--- Begin SUPPLIED MATERIAL ---
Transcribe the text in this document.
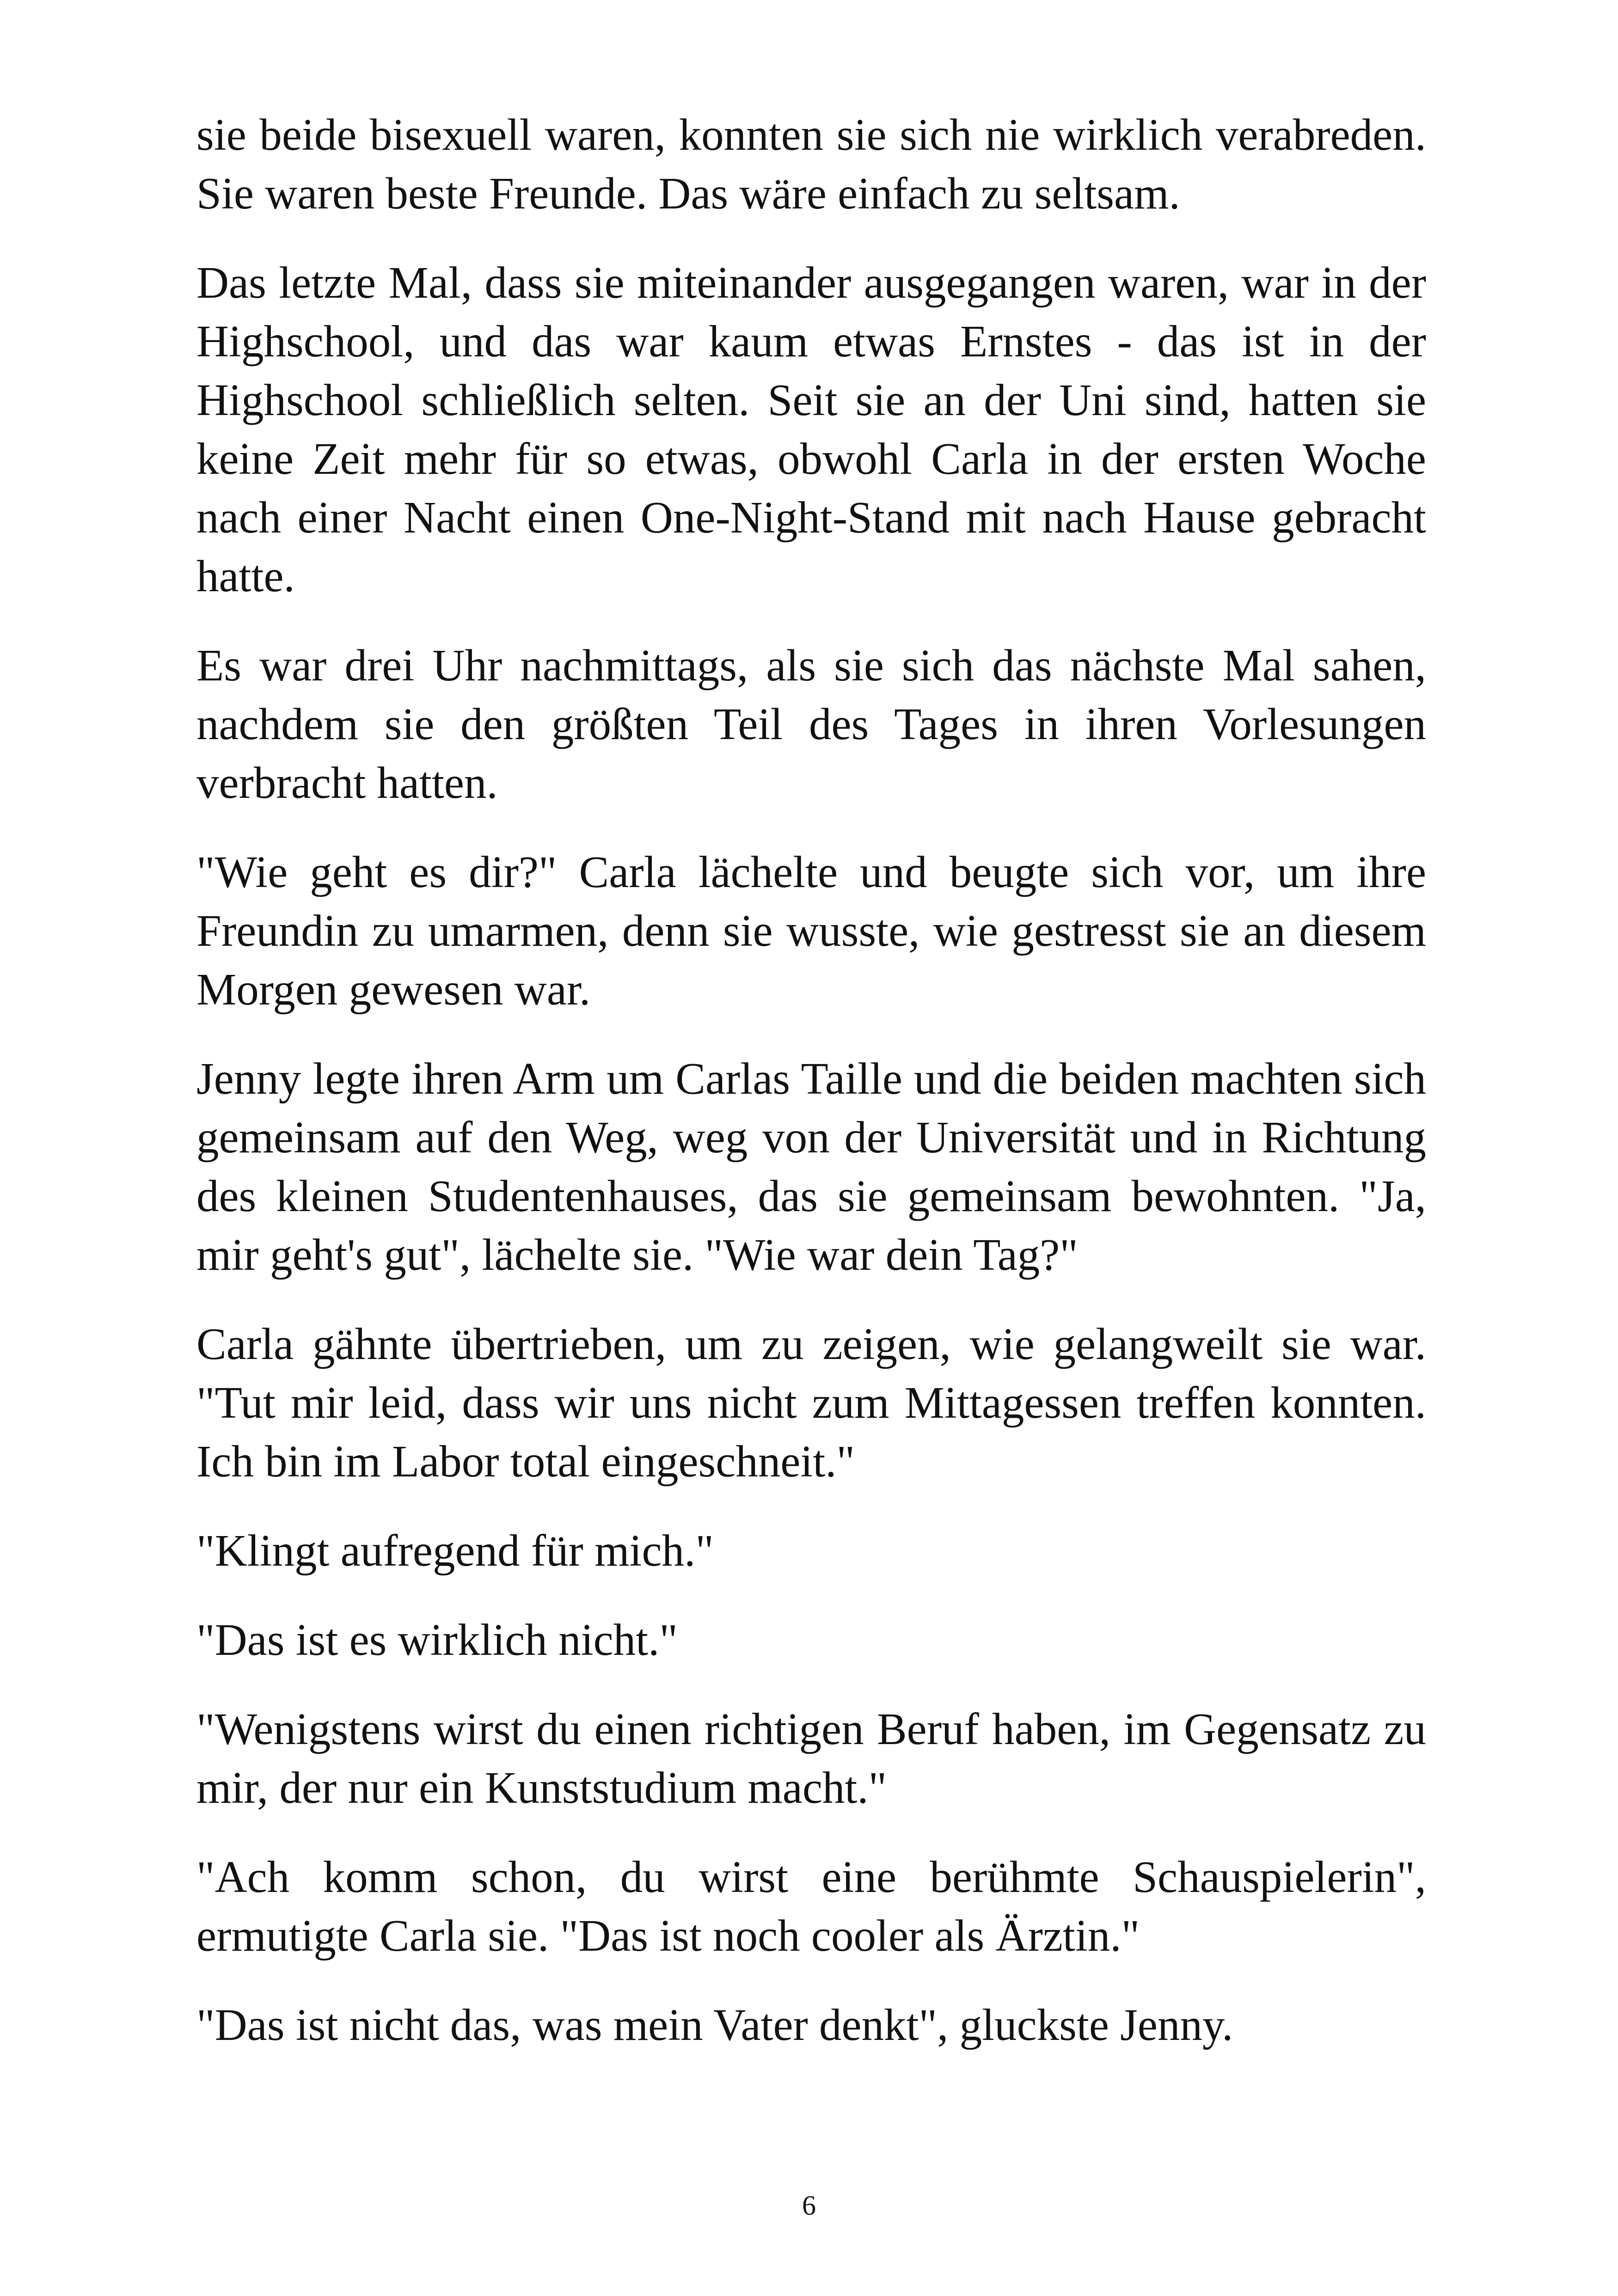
sie beide bisexuell waren, konnten sie sich nie wirklich verabreden. Sie waren beste Freunde. Das wäre einfach zu seltsam.

Das letzte Mal, dass sie miteinander ausgegangen waren, war in der Highschool, und das war kaum etwas Ernstes - das ist in der Highschool schließlich selten. Seit sie an der Uni sind, hatten sie keine Zeit mehr für so etwas, obwohl Carla in der ersten Woche nach einer Nacht einen One-Night-Stand mit nach Hause gebracht hatte.

Es war drei Uhr nachmittags, als sie sich das nächste Mal sahen, nachdem sie den größten Teil des Tages in ihren Vorlesungen verbracht hatten.

"Wie geht es dir?" Carla lächelte und beugte sich vor, um ihre Freundin zu umarmen, denn sie wusste, wie gestresst sie an diesem Morgen gewesen war.

Jenny legte ihren Arm um Carlas Taille und die beiden machten sich gemeinsam auf den Weg, weg von der Universität und in Richtung des kleinen Studentenhauses, das sie gemeinsam bewohnten. "Ja, mir geht's gut", lächelte sie. "Wie war dein Tag?"

Carla gähnte übertrieben, um zu zeigen, wie gelangweilt sie war. "Tut mir leid, dass wir uns nicht zum Mittagessen treffen konnten. Ich bin im Labor total eingeschneit."

"Klingt aufregend für mich."

"Das ist es wirklich nicht."

"Wenigstens wirst du einen richtigen Beruf haben, im Gegensatz zu mir, der nur ein Kunststudium macht."

"Ach komm schon, du wirst eine berühmte Schauspielerin", ermutigte Carla sie. "Das ist noch cooler als Ärztin."

"Das ist nicht das, was mein Vater denkt", gluckste Jenny.

6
--- End SUPPLIED MATERIAL ---
* _JOB_
Every record must be copied exactly, with the pictures left out.

* _CORRECT ANSWER_
Transcribe the text in this document.
sie beide bisexuell waren, konnten sie sich nie wirklich verabreden. Sie waren beste Freunde. Das wäre einfach zu seltsam.

Das letzte Mal, dass sie miteinander ausgegangen waren, war in der Highschool, und das war kaum etwas Ernstes - das ist in der Highschool schließlich selten. Seit sie an der Uni sind, hatten sie keine Zeit mehr für so etwas, obwohl Carla in der ersten Woche nach einer Nacht einen One-Night-Stand mit nach Hause gebracht hatte.

Es war drei Uhr nachmittags, als sie sich das nächste Mal sahen, nachdem sie den größten Teil des Tages in ihren Vorlesungen verbracht hatten.

"Wie geht es dir?" Carla lächelte und beugte sich vor, um ihre Freundin zu umarmen, denn sie wusste, wie gestresst sie an diesem Morgen gewesen war.

Jenny legte ihren Arm um Carlas Taille und die beiden machten sich gemeinsam auf den Weg, weg von der Universität und in Richtung des kleinen Studentenhauses, das sie gemeinsam bewohnten. "Ja, mir geht's gut", lächelte sie. "Wie war dein Tag?"

Carla gähnte übertrieben, um zu zeigen, wie gelangweilt sie war. "Tut mir leid, dass wir uns nicht zum Mittagessen treffen konnten. Ich bin im Labor total eingeschneit."

"Klingt aufregend für mich."

"Das ist es wirklich nicht."

"Wenigstens wirst du einen richtigen Beruf haben, im Gegensatz zu mir, der nur ein Kunststudium macht."

"Ach komm schon, du wirst eine berühmte Schauspielerin", ermutigte Carla sie. "Das ist noch cooler als Ärztin."

"Das ist nicht das, was mein Vater denkt", gluckste Jenny.

6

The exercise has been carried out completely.